### REQUEST:
Below are the records; copy each line in them that holds the word "nazwa".

--- RECORDS SHOWN ---

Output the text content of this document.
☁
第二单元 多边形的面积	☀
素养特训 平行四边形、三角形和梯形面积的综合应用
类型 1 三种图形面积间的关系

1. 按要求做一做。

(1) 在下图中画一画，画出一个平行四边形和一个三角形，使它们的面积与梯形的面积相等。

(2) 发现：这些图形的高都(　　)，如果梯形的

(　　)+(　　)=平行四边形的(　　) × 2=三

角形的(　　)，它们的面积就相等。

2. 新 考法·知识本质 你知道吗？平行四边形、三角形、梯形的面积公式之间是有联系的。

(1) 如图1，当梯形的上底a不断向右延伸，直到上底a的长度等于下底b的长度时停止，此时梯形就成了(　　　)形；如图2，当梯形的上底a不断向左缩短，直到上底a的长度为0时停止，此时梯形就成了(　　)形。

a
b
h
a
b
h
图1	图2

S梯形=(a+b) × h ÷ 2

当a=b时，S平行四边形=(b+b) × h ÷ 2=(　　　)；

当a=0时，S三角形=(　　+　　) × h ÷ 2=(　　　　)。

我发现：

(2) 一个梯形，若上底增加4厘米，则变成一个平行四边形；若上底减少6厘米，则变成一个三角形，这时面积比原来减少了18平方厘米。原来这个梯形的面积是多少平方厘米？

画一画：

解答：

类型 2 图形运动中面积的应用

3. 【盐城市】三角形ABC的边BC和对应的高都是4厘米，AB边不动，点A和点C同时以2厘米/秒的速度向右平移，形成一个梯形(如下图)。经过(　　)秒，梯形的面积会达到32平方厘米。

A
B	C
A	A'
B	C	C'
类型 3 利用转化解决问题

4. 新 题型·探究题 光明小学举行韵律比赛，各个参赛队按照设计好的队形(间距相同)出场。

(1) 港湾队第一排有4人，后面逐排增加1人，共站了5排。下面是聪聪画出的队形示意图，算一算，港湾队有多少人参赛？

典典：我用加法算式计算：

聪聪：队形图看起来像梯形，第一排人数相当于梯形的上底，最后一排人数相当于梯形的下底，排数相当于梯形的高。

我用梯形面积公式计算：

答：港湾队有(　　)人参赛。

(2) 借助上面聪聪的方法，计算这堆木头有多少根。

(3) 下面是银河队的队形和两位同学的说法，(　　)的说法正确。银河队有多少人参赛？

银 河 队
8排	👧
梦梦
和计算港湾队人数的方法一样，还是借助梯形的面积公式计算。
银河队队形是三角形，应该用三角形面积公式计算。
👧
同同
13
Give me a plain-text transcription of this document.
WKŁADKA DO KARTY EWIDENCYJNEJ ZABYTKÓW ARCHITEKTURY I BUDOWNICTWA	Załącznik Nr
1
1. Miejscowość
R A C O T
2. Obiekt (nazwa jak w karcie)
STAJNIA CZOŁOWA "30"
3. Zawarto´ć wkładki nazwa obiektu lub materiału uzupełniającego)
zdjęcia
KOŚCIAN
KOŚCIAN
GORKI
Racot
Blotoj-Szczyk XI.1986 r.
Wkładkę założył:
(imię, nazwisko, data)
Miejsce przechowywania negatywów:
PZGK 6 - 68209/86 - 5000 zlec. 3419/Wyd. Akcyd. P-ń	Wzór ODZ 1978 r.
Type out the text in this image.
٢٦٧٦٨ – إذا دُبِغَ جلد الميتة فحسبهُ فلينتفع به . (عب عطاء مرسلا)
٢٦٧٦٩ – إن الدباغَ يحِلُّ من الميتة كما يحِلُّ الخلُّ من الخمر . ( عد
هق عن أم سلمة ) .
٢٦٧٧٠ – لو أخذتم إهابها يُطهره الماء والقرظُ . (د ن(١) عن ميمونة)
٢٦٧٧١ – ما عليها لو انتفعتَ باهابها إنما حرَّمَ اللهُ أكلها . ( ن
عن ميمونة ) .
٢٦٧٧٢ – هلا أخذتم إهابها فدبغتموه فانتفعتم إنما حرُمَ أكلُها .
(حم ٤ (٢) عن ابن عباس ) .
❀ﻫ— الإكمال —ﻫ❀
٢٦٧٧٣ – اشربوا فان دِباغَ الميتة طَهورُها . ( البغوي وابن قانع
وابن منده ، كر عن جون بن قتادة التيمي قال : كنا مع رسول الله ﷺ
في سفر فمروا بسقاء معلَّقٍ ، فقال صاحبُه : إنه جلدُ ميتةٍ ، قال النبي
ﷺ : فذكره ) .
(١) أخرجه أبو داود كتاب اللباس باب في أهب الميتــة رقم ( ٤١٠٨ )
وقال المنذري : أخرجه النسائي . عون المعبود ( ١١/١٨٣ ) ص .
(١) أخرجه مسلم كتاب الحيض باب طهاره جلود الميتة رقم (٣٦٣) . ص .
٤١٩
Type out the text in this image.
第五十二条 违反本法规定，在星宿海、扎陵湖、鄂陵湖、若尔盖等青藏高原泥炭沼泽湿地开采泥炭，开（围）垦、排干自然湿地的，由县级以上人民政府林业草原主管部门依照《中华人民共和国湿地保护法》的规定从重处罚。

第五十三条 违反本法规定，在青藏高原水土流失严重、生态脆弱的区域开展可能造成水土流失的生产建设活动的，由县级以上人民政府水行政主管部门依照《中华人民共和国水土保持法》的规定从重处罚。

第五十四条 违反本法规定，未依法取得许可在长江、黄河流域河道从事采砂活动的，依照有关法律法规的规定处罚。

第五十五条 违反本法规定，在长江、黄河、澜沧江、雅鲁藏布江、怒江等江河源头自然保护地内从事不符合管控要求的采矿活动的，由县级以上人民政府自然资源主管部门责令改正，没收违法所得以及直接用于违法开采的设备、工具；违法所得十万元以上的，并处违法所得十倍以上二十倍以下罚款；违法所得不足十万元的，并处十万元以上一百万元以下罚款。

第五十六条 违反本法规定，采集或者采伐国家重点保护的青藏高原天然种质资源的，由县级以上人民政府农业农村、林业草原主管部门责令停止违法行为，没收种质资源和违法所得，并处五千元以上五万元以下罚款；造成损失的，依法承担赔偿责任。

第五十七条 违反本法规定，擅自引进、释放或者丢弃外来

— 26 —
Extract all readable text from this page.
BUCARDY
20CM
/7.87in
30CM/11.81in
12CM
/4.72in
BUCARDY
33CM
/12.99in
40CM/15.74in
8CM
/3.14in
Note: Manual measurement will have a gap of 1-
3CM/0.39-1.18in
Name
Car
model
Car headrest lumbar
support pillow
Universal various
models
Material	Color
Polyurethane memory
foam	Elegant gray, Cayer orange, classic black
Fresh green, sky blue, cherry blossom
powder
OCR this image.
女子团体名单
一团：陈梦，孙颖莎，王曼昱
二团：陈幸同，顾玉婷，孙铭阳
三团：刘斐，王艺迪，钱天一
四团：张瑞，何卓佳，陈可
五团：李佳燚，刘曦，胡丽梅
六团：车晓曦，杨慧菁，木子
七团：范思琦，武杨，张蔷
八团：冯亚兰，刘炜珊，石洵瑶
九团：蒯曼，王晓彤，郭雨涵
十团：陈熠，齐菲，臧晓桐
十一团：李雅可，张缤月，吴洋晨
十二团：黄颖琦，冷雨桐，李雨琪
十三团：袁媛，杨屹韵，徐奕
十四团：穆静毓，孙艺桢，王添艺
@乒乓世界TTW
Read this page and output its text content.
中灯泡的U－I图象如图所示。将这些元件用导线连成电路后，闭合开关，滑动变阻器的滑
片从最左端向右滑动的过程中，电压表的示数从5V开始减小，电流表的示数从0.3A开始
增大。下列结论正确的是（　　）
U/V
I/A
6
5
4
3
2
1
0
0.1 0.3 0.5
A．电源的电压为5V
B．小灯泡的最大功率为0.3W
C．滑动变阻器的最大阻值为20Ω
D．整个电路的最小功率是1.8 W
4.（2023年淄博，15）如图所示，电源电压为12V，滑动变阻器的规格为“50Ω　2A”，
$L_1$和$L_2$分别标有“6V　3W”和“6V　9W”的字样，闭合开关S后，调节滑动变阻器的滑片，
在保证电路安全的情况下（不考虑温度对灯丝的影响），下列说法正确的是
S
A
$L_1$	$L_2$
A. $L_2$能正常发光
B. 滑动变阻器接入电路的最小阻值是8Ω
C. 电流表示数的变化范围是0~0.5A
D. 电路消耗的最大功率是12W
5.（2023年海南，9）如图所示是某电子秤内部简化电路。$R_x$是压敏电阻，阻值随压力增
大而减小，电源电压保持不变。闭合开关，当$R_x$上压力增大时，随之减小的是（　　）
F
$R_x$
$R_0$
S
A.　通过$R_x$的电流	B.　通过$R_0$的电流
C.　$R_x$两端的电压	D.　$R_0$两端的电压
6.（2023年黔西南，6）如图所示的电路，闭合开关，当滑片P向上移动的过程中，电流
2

---

### WRITTEN REPLY:
2. Obiekt (nazwa jak w karcie)
3. Zawarto´ć wkładki nazwa obiektu lub materiału uzupełniającego)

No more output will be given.